### PROVIDED DATA
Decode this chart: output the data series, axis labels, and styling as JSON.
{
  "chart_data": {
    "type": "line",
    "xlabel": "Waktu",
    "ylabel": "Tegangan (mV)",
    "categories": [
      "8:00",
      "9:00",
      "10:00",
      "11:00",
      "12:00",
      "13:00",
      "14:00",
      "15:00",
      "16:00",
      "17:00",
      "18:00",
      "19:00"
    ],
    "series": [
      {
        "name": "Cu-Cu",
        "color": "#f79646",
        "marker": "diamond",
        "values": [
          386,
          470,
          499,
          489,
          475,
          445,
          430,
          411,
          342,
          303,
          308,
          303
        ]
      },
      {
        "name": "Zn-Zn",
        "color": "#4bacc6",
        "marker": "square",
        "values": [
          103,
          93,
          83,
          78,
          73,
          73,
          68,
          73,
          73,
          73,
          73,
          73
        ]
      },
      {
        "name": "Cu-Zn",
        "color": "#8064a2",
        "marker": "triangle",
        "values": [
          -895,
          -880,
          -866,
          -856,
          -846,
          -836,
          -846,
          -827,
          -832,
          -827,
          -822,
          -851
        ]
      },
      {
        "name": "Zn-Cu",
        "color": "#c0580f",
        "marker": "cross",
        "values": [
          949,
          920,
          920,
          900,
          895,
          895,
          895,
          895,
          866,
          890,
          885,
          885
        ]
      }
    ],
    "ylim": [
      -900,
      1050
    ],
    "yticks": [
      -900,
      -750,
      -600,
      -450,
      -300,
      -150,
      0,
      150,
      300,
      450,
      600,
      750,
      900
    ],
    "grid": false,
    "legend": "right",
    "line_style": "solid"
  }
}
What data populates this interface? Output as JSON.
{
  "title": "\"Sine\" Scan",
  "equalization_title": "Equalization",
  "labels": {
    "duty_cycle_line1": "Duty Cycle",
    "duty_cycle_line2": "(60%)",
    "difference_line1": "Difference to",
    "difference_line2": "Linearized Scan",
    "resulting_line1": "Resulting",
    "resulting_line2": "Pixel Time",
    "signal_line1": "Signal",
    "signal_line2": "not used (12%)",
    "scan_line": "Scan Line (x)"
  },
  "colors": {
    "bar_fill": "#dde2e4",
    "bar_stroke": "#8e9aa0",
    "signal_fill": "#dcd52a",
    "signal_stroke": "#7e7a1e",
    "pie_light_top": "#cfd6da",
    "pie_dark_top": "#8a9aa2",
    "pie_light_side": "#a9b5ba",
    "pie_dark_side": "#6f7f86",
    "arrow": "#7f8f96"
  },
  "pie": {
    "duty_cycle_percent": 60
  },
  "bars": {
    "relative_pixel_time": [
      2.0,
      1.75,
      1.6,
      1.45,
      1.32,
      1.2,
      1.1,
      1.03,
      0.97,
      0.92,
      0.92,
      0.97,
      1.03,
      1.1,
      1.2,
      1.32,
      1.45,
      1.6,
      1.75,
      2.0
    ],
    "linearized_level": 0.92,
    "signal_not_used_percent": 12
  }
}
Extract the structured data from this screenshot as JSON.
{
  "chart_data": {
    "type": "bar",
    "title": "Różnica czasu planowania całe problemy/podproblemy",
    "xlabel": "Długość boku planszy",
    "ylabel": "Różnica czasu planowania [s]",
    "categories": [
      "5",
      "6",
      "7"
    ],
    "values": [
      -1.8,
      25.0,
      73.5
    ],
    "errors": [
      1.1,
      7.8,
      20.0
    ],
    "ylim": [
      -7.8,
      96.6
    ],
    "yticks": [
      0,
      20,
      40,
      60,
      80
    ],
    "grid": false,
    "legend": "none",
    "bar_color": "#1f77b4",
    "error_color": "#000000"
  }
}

### GIVEN REQUEST
Repeat the entries shown above, every one, word for word.

### EXERCISE SOLUTION
Decode this chart: output the data series, axis labels, and styling as JSON.
{
  "chart_data": {
    "type": "line",
    "xlabel": "Waktu",
    "ylabel": "Tegangan (mV)",
    "categories": [
      "8:00",
      "9:00",
      "10:00",
      "11:00",
      "12:00",
      "13:00",
      "14:00",
      "15:00",
      "16:00",
      "17:00",
      "18:00",
      "19:00"
    ],
    "series": [
      {
        "name": "Cu-Cu",
        "color": "#f79646",
        "marker": "diamond",
        "values": [
          386,
          470,
          499,
          489,
          475,
          445,
          430,
          411,
          342,
          303,
          308,
          303
        ]
      },
      {
        "name": "Zn-Zn",
        "color": "#4bacc6",
        "marker": "square",
        "values": [
          103,
          93,
          83,
          78,
          73,
          73,
          68,
          73,
          73,
          73,
          73,
          73
        ]
      },
      {
        "name": "Cu-Zn",
        "color": "#8064a2",
        "marker": "triangle",
        "values": [
          -895,
          -880,
          -866,
          -856,
          -846,
          -836,
          -846,
          -827,
          -832,
          -827,
          -822,
          -851
        ]
      },
      {
        "name": "Zn-Cu",
        "color": "#c0580f",
        "marker": "cross",
        "values": [
          949,
          920,
          920,
          900,
          895,
          895,
          895,
          895,
          866,
          890,
          885,
          885
        ]
      }
    ],
    "ylim": [
      -900,
      1050
    ],
    "yticks": [
      -900,
      -750,
      -600,
      -450,
      -300,
      -150,
      0,
      150,
      300,
      450,
      600,
      750,
      900
    ],
    "grid": false,
    "legend": "right",
    "line_style": "solid"
  }
}
What data populates this interface? Output as JSON.
{
  "title": "\"Sine\" Scan",
  "equalization_title": "Equalization",
  "labels": {
    "duty_cycle_line1": "Duty Cycle",
    "duty_cycle_line2": "(60%)",
    "difference_line1": "Difference to",
    "difference_line2": "Linearized Scan",
    "resulting_line1": "Resulting",
    "resulting_line2": "Pixel Time",
    "signal_line1": "Signal",
    "signal_line2": "not used (12%)",
    "scan_line": "Scan Line (x)"
  },
  "colors": {
    "bar_fill": "#dde2e4",
    "bar_stroke": "#8e9aa0",
    "signal_fill": "#dcd52a",
    "signal_stroke": "#7e7a1e",
    "pie_light_top": "#cfd6da",
    "pie_dark_top": "#8a9aa2",
    "pie_light_side": "#a9b5ba",
    "pie_dark_side": "#6f7f86",
    "arrow": "#7f8f96"
  },
  "pie": {
    "duty_cycle_percent": 60
  },
  "bars": {
    "relative_pixel_time": [
      2.0,
      1.75,
      1.6,
      1.45,
      1.32,
      1.2,
      1.1,
      1.03,
      0.97,
      0.92,
      0.92,
      0.97,
      1.03,
      1.1,
      1.2,
      1.32,
      1.45,
      1.6,
      1.75,
      2.0
    ],
    "linearized_level": 0.92,
    "signal_not_used_percent": 12
  }
}
Extract the structured data from this screenshot as JSON.
{
  "chart_data": {
    "type": "bar",
    "title": "Różnica czasu planowania całe problemy/podproblemy",
    "xlabel": "Długość boku planszy",
    "ylabel": "Różnica czasu planowania [s]",
    "categories": [
      "5",
      "6",
      "7"
    ],
    "values": [
      -1.8,
      25.0,
      73.5
    ],
    "errors": [
      1.1,
      7.8,
      20.0
    ],
    "ylim": [
      -7.8,
      96.6
    ],
    "yticks": [
      0,
      20,
      40,
      60,
      80
    ],
    "grid": false,
    "legend": "none",
    "bar_color": "#1f77b4",
    "error_color": "#000000"
  }
}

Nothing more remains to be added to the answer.